== Task input

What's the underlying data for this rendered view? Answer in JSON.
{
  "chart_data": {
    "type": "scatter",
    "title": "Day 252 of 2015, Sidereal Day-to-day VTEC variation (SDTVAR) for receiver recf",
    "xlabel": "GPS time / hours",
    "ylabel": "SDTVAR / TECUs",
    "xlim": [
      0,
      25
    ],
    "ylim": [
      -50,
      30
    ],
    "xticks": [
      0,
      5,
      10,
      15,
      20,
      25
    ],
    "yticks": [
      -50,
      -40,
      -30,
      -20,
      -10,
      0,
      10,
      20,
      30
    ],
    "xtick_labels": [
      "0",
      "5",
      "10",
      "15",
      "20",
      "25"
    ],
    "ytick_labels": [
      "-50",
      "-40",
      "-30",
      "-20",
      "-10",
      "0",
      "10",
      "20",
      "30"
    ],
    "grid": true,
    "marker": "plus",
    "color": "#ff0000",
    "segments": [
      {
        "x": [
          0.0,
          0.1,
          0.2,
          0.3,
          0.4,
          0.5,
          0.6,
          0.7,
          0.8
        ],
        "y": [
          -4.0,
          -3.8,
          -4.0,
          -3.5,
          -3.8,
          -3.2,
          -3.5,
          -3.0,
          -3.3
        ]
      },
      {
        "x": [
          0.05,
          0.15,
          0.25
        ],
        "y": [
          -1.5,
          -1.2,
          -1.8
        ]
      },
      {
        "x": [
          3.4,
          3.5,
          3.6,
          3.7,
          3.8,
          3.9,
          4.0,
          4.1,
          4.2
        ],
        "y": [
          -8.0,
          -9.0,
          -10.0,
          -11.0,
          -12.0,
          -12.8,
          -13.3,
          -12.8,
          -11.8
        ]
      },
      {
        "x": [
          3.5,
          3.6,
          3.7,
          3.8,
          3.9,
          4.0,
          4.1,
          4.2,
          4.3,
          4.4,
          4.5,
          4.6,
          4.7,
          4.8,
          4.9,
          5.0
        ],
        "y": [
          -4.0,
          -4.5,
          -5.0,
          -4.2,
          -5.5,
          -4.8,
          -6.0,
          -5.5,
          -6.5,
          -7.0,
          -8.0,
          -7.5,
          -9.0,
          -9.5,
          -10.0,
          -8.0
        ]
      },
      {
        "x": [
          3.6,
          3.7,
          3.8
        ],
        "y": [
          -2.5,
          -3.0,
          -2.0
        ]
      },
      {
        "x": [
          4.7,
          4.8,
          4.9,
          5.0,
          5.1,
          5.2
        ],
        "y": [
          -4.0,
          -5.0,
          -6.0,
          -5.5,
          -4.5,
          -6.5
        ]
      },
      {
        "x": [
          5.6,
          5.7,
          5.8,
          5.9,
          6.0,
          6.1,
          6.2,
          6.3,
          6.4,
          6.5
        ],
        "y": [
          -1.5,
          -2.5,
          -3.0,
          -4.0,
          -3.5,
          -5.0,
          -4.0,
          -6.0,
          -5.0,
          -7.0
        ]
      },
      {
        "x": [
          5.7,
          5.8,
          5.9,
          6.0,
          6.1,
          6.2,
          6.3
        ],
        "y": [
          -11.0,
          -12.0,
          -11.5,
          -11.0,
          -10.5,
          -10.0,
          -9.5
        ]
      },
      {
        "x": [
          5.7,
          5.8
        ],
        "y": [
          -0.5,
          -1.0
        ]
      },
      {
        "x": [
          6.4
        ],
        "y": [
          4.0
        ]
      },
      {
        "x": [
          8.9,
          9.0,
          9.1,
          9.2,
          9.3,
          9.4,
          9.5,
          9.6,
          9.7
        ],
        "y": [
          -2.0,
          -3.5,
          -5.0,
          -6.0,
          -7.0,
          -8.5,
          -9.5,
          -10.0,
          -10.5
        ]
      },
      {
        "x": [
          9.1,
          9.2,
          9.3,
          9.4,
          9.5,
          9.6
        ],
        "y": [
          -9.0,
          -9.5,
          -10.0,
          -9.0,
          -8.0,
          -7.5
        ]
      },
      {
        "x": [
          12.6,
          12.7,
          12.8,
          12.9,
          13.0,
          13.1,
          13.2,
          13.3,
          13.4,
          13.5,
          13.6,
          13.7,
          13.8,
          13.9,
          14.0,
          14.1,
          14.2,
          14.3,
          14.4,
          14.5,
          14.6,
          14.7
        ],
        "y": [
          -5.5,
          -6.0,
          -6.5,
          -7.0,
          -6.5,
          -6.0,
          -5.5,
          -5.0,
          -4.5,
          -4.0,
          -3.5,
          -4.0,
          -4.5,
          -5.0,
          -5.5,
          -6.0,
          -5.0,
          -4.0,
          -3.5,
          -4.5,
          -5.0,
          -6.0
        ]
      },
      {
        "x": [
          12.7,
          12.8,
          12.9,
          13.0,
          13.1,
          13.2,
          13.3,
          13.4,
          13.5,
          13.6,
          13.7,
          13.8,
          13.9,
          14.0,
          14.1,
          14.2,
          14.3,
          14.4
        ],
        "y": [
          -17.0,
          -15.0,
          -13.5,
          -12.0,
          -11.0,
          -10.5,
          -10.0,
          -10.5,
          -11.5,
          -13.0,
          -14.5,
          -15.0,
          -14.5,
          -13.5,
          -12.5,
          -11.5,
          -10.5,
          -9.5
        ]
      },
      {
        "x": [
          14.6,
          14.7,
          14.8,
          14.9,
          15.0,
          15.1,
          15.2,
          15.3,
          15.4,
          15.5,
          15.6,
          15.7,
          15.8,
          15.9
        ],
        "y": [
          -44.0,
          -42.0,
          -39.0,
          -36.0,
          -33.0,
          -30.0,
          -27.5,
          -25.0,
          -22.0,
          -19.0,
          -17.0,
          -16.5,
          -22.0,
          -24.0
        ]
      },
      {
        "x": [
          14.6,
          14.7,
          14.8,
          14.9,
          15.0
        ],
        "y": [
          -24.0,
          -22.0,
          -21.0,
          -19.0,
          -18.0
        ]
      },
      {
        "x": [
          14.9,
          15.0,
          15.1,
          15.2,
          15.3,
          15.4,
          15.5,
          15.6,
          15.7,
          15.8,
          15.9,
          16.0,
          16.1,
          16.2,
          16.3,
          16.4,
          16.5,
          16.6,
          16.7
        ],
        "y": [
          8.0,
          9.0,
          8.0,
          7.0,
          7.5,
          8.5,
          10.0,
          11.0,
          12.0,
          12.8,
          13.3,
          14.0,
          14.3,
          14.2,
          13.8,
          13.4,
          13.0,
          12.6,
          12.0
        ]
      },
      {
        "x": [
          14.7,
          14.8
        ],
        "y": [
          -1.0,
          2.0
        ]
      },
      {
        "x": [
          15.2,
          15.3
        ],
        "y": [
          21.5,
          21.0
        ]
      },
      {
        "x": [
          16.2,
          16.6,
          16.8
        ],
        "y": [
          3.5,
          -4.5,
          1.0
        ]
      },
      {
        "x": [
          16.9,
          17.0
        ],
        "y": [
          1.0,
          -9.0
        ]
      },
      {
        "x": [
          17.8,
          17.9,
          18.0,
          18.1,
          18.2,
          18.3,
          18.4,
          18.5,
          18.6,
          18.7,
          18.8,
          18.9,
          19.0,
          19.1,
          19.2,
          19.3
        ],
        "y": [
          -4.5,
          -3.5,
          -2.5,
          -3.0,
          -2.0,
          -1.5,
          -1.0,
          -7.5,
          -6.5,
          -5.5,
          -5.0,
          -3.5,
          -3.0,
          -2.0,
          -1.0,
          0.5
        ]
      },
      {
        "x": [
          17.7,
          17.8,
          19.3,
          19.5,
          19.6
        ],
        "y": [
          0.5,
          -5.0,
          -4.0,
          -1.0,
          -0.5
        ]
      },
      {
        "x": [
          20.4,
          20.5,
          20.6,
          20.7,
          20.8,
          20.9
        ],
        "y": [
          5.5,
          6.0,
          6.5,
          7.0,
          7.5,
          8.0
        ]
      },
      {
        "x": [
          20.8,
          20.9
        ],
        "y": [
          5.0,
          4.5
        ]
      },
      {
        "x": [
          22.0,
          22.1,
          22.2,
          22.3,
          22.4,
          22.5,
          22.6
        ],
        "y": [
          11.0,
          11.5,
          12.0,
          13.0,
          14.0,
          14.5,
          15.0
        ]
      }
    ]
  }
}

====

:: Task details ::
Show the lines of the material that contain the word "SDTVAR".

:: Output for this exercise ::
    "title": "Day 252 of 2015, Sidereal Day-to-day VTEC variation (SDTVAR) for receiver recf",
    "ylabel": "SDTVAR / TECUs",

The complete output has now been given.